== Listed entries ==
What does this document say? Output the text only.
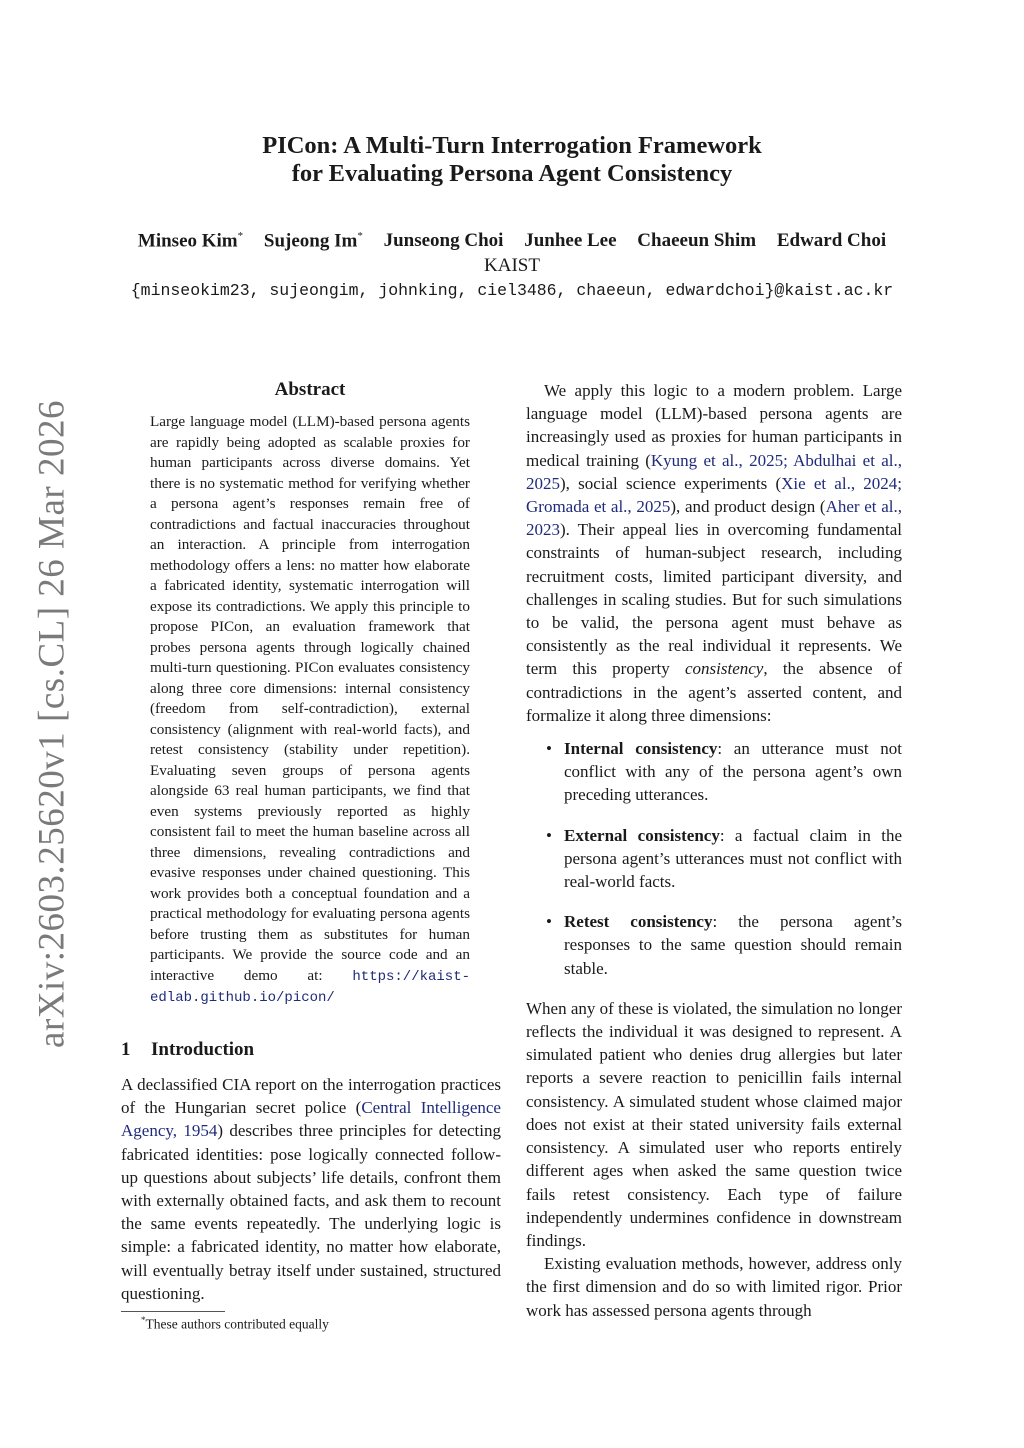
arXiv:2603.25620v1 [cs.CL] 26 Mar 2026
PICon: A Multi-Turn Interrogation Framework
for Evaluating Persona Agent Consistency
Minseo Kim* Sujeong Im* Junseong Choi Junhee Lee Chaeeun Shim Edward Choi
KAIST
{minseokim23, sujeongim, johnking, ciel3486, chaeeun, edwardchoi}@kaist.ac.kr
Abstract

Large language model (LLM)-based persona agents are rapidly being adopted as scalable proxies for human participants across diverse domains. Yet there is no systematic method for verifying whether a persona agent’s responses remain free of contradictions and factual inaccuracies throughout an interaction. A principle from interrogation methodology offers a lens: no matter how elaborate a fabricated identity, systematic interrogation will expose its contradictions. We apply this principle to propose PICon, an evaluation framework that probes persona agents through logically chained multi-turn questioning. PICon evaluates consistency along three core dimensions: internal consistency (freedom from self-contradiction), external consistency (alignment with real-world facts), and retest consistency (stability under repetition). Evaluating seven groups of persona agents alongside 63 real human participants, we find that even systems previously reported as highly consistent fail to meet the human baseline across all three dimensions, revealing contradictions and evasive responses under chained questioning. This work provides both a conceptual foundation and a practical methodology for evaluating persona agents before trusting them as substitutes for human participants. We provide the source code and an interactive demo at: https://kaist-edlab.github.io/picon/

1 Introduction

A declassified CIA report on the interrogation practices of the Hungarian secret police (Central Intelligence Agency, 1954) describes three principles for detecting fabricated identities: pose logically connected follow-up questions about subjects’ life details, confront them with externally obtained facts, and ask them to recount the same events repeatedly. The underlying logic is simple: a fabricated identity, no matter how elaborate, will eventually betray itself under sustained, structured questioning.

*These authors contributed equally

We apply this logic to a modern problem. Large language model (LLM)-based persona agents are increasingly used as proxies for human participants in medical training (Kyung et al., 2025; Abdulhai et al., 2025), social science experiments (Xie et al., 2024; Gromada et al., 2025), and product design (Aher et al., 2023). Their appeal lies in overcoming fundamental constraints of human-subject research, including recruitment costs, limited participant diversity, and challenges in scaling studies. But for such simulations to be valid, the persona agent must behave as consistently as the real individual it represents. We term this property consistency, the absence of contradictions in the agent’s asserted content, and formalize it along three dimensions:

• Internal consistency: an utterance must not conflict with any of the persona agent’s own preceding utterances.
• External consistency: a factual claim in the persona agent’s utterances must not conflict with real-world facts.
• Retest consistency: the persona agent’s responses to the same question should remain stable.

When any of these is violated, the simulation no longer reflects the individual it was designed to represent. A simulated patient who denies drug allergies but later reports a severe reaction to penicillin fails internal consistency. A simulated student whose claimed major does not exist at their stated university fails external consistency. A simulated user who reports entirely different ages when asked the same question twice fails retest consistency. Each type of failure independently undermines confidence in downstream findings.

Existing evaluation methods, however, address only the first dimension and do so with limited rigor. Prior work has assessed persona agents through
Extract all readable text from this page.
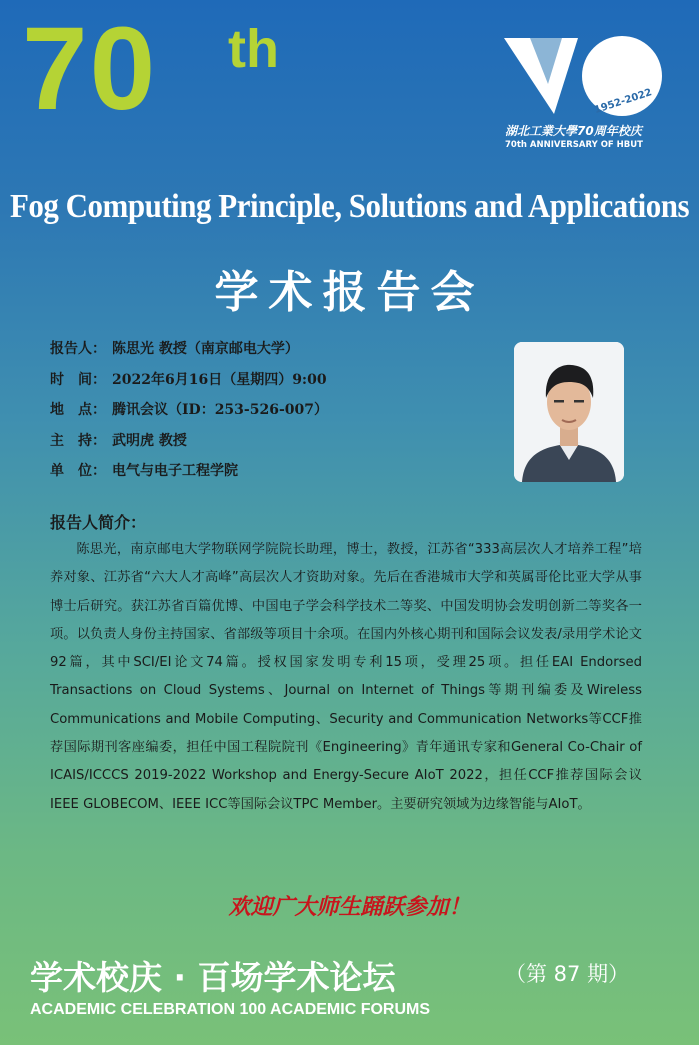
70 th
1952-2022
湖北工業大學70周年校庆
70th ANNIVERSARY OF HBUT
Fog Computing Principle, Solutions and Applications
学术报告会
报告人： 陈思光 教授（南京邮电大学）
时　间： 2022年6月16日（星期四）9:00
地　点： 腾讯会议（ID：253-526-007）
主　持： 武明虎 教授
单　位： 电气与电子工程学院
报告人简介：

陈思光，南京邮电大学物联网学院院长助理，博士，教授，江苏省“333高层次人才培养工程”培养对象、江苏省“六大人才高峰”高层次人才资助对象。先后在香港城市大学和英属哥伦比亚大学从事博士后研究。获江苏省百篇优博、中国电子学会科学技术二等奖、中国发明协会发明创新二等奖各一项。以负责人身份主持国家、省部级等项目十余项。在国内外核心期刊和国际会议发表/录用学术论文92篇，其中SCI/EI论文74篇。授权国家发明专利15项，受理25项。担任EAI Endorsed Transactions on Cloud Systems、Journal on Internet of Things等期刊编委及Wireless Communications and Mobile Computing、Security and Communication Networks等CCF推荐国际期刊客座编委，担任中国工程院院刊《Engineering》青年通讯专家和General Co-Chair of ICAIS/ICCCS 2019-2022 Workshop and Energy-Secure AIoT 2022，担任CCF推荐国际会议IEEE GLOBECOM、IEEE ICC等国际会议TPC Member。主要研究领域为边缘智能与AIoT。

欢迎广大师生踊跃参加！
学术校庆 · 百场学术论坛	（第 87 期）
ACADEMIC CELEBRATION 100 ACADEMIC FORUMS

== What to produce ==
Quote in full the listing given above; the images are to be left out.

== Answer to the task ==
What does this document say? Output the text only.
arXiv:2603.25620v1 [cs.CL] 26 Mar 2026
PICon: A Multi-Turn Interrogation Framework
for Evaluating Persona Agent Consistency
Minseo Kim* Sujeong Im* Junseong Choi Junhee Lee Chaeeun Shim Edward Choi
KAIST
{minseokim23, sujeongim, johnking, ciel3486, chaeeun, edwardchoi}@kaist.ac.kr
Abstract

Large language model (LLM)-based persona agents are rapidly being adopted as scalable proxies for human participants across diverse domains. Yet there is no systematic method for verifying whether a persona agent’s responses remain free of contradictions and factual inaccuracies throughout an interaction. A principle from interrogation methodology offers a lens: no matter how elaborate a fabricated identity, systematic interrogation will expose its contradictions. We apply this principle to propose PICon, an evaluation framework that probes persona agents through logically chained multi-turn questioning. PICon evaluates consistency along three core dimensions: internal consistency (freedom from self-contradiction), external consistency (alignment with real-world facts), and retest consistency (stability under repetition). Evaluating seven groups of persona agents alongside 63 real human participants, we find that even systems previously reported as highly consistent fail to meet the human baseline across all three dimensions, revealing contradictions and evasive responses under chained questioning. This work provides both a conceptual foundation and a practical methodology for evaluating persona agents before trusting them as substitutes for human participants. We provide the source code and an interactive demo at: https://kaist-edlab.github.io/picon/

1 Introduction

A declassified CIA report on the interrogation practices of the Hungarian secret police (Central Intelligence Agency, 1954) describes three principles for detecting fabricated identities: pose logically connected follow-up questions about subjects’ life details, confront them with externally obtained facts, and ask them to recount the same events repeatedly. The underlying logic is simple: a fabricated identity, no matter how elaborate, will eventually betray itself under sustained, structured questioning.

*These authors contributed equally

We apply this logic to a modern problem. Large language model (LLM)-based persona agents are increasingly used as proxies for human participants in medical training (Kyung et al., 2025; Abdulhai et al., 2025), social science experiments (Xie et al., 2024; Gromada et al., 2025), and product design (Aher et al., 2023). Their appeal lies in overcoming fundamental constraints of human-subject research, including recruitment costs, limited participant diversity, and challenges in scaling studies. But for such simulations to be valid, the persona agent must behave as consistently as the real individual it represents. We term this property consistency, the absence of contradictions in the agent’s asserted content, and formalize it along three dimensions:

• Internal consistency: an utterance must not conflict with any of the persona agent’s own preceding utterances.
• External consistency: a factual claim in the persona agent’s utterances must not conflict with real-world facts.
• Retest consistency: the persona agent’s responses to the same question should remain stable.

When any of these is violated, the simulation no longer reflects the individual it was designed to represent. A simulated patient who denies drug allergies but later reports a severe reaction to penicillin fails internal consistency. A simulated student whose claimed major does not exist at their stated university fails external consistency. A simulated user who reports entirely different ages when asked the same question twice fails retest consistency. Each type of failure independently undermines confidence in downstream findings.

Existing evaluation methods, however, address only the first dimension and do so with limited rigor. Prior work has assessed persona agents through
Extract all readable text from this page.
70 th
1952-2022
湖北工業大學70周年校庆
70th ANNIVERSARY OF HBUT
Fog Computing Principle, Solutions and Applications
学术报告会
报告人： 陈思光 教授（南京邮电大学）
时　间： 2022年6月16日（星期四）9:00
地　点： 腾讯会议（ID：253-526-007）
主　持： 武明虎 教授
单　位： 电气与电子工程学院
报告人简介：

陈思光，南京邮电大学物联网学院院长助理，博士，教授，江苏省“333高层次人才培养工程”培养对象、江苏省“六大人才高峰”高层次人才资助对象。先后在香港城市大学和英属哥伦比亚大学从事博士后研究。获江苏省百篇优博、中国电子学会科学技术二等奖、中国发明协会发明创新二等奖各一项。以负责人身份主持国家、省部级等项目十余项。在国内外核心期刊和国际会议发表/录用学术论文92篇，其中SCI/EI论文74篇。授权国家发明专利15项，受理25项。担任EAI Endorsed Transactions on Cloud Systems、Journal on Internet of Things等期刊编委及Wireless Communications and Mobile Computing、Security and Communication Networks等CCF推荐国际期刊客座编委，担任中国工程院院刊《Engineering》青年通讯专家和General Co-Chair of ICAIS/ICCCS 2019-2022 Workshop and Energy-Secure AIoT 2022，担任CCF推荐国际会议IEEE GLOBECOM、IEEE ICC等国际会议TPC Member。主要研究领域为边缘智能与AIoT。

欢迎广大师生踊跃参加！
学术校庆 · 百场学术论坛	（第 87 期）
ACADEMIC CELEBRATION 100 ACADEMIC FORUMS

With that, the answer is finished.